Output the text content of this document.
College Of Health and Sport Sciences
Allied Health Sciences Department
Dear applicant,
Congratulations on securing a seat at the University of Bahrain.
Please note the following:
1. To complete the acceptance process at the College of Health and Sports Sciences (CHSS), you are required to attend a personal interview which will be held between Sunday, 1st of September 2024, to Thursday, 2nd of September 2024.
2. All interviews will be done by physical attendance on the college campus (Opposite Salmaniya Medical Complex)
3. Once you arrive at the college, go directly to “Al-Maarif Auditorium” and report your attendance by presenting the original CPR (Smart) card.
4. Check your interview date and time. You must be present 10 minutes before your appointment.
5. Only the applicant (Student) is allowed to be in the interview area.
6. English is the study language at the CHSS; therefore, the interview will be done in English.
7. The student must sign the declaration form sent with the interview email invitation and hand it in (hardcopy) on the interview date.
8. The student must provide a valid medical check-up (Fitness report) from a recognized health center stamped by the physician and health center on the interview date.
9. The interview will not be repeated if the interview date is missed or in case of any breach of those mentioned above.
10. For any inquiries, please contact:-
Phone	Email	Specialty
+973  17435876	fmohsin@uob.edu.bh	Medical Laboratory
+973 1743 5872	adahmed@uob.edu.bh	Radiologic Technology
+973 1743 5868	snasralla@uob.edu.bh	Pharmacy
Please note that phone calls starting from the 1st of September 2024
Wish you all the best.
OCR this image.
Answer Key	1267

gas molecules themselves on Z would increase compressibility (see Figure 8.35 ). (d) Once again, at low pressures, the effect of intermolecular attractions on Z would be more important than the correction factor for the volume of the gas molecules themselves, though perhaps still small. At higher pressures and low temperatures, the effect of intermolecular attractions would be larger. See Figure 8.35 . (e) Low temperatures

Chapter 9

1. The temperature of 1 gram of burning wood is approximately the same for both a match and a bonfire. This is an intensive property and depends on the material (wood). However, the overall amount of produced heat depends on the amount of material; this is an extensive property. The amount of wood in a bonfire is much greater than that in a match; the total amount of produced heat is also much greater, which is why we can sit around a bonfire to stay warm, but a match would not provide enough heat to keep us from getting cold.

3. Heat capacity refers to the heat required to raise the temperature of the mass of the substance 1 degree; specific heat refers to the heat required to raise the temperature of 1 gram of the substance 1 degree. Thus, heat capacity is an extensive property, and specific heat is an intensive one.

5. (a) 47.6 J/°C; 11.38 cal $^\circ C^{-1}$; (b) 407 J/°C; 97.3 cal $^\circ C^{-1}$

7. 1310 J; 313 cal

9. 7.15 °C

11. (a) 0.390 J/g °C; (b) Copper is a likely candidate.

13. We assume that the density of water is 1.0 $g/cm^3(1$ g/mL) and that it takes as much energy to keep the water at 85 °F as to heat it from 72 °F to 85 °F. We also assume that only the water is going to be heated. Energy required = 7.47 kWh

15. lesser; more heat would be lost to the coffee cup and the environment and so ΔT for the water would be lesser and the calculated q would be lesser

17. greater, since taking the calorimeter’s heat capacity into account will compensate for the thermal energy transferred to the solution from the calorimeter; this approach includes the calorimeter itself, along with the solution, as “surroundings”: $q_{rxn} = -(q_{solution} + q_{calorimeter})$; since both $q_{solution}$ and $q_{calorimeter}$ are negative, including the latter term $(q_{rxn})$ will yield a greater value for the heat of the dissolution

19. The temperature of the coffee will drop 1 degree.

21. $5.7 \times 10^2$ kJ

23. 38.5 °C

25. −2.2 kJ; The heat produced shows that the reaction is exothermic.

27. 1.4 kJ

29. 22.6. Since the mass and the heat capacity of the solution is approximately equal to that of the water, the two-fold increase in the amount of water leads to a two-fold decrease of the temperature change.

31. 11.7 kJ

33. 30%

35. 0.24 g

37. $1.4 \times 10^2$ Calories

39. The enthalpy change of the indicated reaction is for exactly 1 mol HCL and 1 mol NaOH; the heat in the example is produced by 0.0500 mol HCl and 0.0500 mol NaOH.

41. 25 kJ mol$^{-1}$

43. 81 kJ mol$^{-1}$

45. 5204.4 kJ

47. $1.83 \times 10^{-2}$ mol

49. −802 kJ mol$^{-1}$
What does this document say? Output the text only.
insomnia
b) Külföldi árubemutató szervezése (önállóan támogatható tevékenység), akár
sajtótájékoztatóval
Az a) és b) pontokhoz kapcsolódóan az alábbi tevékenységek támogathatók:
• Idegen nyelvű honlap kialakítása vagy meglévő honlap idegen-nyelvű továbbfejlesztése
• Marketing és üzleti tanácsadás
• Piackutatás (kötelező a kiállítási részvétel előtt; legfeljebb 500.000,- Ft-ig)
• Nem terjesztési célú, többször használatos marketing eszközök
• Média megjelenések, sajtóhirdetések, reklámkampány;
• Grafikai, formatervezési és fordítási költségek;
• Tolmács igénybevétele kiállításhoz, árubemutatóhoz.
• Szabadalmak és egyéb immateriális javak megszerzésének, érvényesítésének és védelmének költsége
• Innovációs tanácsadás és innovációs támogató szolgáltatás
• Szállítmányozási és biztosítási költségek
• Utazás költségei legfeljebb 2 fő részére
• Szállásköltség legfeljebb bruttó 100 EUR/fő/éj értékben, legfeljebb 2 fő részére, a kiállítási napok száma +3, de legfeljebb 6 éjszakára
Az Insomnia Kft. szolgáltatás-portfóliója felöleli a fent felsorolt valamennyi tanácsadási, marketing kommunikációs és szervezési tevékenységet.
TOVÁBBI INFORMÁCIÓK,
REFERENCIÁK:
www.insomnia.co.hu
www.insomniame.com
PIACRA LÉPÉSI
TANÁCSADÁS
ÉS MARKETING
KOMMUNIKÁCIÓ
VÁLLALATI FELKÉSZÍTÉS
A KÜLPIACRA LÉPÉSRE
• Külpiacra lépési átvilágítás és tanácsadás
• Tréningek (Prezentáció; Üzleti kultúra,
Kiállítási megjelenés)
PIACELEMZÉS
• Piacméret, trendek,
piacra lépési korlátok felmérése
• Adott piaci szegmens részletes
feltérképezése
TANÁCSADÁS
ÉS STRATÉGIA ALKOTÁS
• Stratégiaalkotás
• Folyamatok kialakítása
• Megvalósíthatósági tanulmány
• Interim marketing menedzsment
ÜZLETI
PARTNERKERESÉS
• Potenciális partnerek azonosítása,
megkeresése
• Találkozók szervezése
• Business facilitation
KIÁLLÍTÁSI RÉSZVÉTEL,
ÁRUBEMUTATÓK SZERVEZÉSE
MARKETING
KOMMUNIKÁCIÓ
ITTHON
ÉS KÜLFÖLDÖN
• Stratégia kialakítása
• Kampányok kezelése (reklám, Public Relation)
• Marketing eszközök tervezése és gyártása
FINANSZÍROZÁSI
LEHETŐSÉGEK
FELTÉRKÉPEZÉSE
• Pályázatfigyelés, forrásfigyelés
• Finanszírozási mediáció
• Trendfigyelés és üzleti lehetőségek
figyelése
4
= = = = = = =
#### [Instructions to follow]
Using the data above, reproduce every line exactly.

#### [Written solution]
Output the text content of this document.
College Of Health and Sport Sciences
Allied Health Sciences Department
Dear applicant,
Congratulations on securing a seat at the University of Bahrain.
Please note the following:
1. To complete the acceptance process at the College of Health and Sports Sciences (CHSS), you are required to attend a personal interview which will be held between Sunday, 1st of September 2024, to Thursday, 2nd of September 2024.
2. All interviews will be done by physical attendance on the college campus (Opposite Salmaniya Medical Complex)
3. Once you arrive at the college, go directly to “Al-Maarif Auditorium” and report your attendance by presenting the original CPR (Smart) card.
4. Check your interview date and time. You must be present 10 minutes before your appointment.
5. Only the applicant (Student) is allowed to be in the interview area.
6. English is the study language at the CHSS; therefore, the interview will be done in English.
7. The student must sign the declaration form sent with the interview email invitation and hand it in (hardcopy) on the interview date.
8. The student must provide a valid medical check-up (Fitness report) from a recognized health center stamped by the physician and health center on the interview date.
9. The interview will not be repeated if the interview date is missed or in case of any breach of those mentioned above.
10. For any inquiries, please contact:-
Phone	Email	Specialty
+973  17435876	fmohsin@uob.edu.bh	Medical Laboratory
+973 1743 5872	adahmed@uob.edu.bh	Radiologic Technology
+973 1743 5868	snasralla@uob.edu.bh	Pharmacy
Please note that phone calls starting from the 1st of September 2024
Wish you all the best.
OCR this image.
Answer Key	1267

gas molecules themselves on Z would increase compressibility (see Figure 8.35 ). (d) Once again, at low pressures, the effect of intermolecular attractions on Z would be more important than the correction factor for the volume of the gas molecules themselves, though perhaps still small. At higher pressures and low temperatures, the effect of intermolecular attractions would be larger. See Figure 8.35 . (e) Low temperatures

Chapter 9

1. The temperature of 1 gram of burning wood is approximately the same for both a match and a bonfire. This is an intensive property and depends on the material (wood). However, the overall amount of produced heat depends on the amount of material; this is an extensive property. The amount of wood in a bonfire is much greater than that in a match; the total amount of produced heat is also much greater, which is why we can sit around a bonfire to stay warm, but a match would not provide enough heat to keep us from getting cold.

3. Heat capacity refers to the heat required to raise the temperature of the mass of the substance 1 degree; specific heat refers to the heat required to raise the temperature of 1 gram of the substance 1 degree. Thus, heat capacity is an extensive property, and specific heat is an intensive one.

5. (a) 47.6 J/°C; 11.38 cal $^\circ C^{-1}$; (b) 407 J/°C; 97.3 cal $^\circ C^{-1}$

7. 1310 J; 313 cal

9. 7.15 °C

11. (a) 0.390 J/g °C; (b) Copper is a likely candidate.

13. We assume that the density of water is 1.0 $g/cm^3(1$ g/mL) and that it takes as much energy to keep the water at 85 °F as to heat it from 72 °F to 85 °F. We also assume that only the water is going to be heated. Energy required = 7.47 kWh

15. lesser; more heat would be lost to the coffee cup and the environment and so ΔT for the water would be lesser and the calculated q would be lesser

17. greater, since taking the calorimeter’s heat capacity into account will compensate for the thermal energy transferred to the solution from the calorimeter; this approach includes the calorimeter itself, along with the solution, as “surroundings”: $q_{rxn} = -(q_{solution} + q_{calorimeter})$; since both $q_{solution}$ and $q_{calorimeter}$ are negative, including the latter term $(q_{rxn})$ will yield a greater value for the heat of the dissolution

19. The temperature of the coffee will drop 1 degree.

21. $5.7 \times 10^2$ kJ

23. 38.5 °C

25. −2.2 kJ; The heat produced shows that the reaction is exothermic.

27. 1.4 kJ

29. 22.6. Since the mass and the heat capacity of the solution is approximately equal to that of the water, the two-fold increase in the amount of water leads to a two-fold decrease of the temperature change.

31. 11.7 kJ

33. 30%

35. 0.24 g

37. $1.4 \times 10^2$ Calories

39. The enthalpy change of the indicated reaction is for exactly 1 mol HCL and 1 mol NaOH; the heat in the example is produced by 0.0500 mol HCl and 0.0500 mol NaOH.

41. 25 kJ mol$^{-1}$

43. 81 kJ mol$^{-1}$

45. 5204.4 kJ

47. $1.83 \times 10^{-2}$ mol

49. −802 kJ mol$^{-1}$
What does this document say? Output the text only.
insomnia
b) Külföldi árubemutató szervezése (önállóan támogatható tevékenység), akár
sajtótájékoztatóval
Az a) és b) pontokhoz kapcsolódóan az alábbi tevékenységek támogathatók:
• Idegen nyelvű honlap kialakítása vagy meglévő honlap idegen-nyelvű továbbfejlesztése
• Marketing és üzleti tanácsadás
• Piackutatás (kötelező a kiállítási részvétel előtt; legfeljebb 500.000,- Ft-ig)
• Nem terjesztési célú, többször használatos marketing eszközök
• Média megjelenések, sajtóhirdetések, reklámkampány;
• Grafikai, formatervezési és fordítási költségek;
• Tolmács igénybevétele kiállításhoz, árubemutatóhoz.
• Szabadalmak és egyéb immateriális javak megszerzésének, érvényesítésének és védelmének költsége
• Innovációs tanácsadás és innovációs támogató szolgáltatás
• Szállítmányozási és biztosítási költségek
• Utazás költségei legfeljebb 2 fő részére
• Szállásköltség legfeljebb bruttó 100 EUR/fő/éj értékben, legfeljebb 2 fő részére, a kiállítási napok száma +3, de legfeljebb 6 éjszakára
Az Insomnia Kft. szolgáltatás-portfóliója felöleli a fent felsorolt valamennyi tanácsadási, marketing kommunikációs és szervezési tevékenységet.
TOVÁBBI INFORMÁCIÓK,
REFERENCIÁK:
www.insomnia.co.hu
www.insomniame.com
PIACRA LÉPÉSI
TANÁCSADÁS
ÉS MARKETING
KOMMUNIKÁCIÓ
VÁLLALATI FELKÉSZÍTÉS
A KÜLPIACRA LÉPÉSRE
• Külpiacra lépési átvilágítás és tanácsadás
• Tréningek (Prezentáció; Üzleti kultúra,
Kiállítási megjelenés)
PIACELEMZÉS
• Piacméret, trendek,
piacra lépési korlátok felmérése
• Adott piaci szegmens részletes
feltérképezése
TANÁCSADÁS
ÉS STRATÉGIA ALKOTÁS
• Stratégiaalkotás
• Folyamatok kialakítása
• Megvalósíthatósági tanulmány
• Interim marketing menedzsment
ÜZLETI
PARTNERKERESÉS
• Potenciális partnerek azonosítása,
megkeresése
• Találkozók szervezése
• Business facilitation
KIÁLLÍTÁSI RÉSZVÉTEL,
ÁRUBEMUTATÓK SZERVEZÉSE
MARKETING
KOMMUNIKÁCIÓ
ITTHON
ÉS KÜLFÖLDÖN
• Stratégia kialakítása
• Kampányok kezelése (reklám, Public Relation)
• Marketing eszközök tervezése és gyártása
FINANSZÍROZÁSI
LEHETŐSÉGEK
FELTÉRKÉPEZÉSE
• Pályázatfigyelés, forrásfigyelés
• Finanszírozási mediáció
• Trendfigyelés és üzleti lehetőségek
figyelése
4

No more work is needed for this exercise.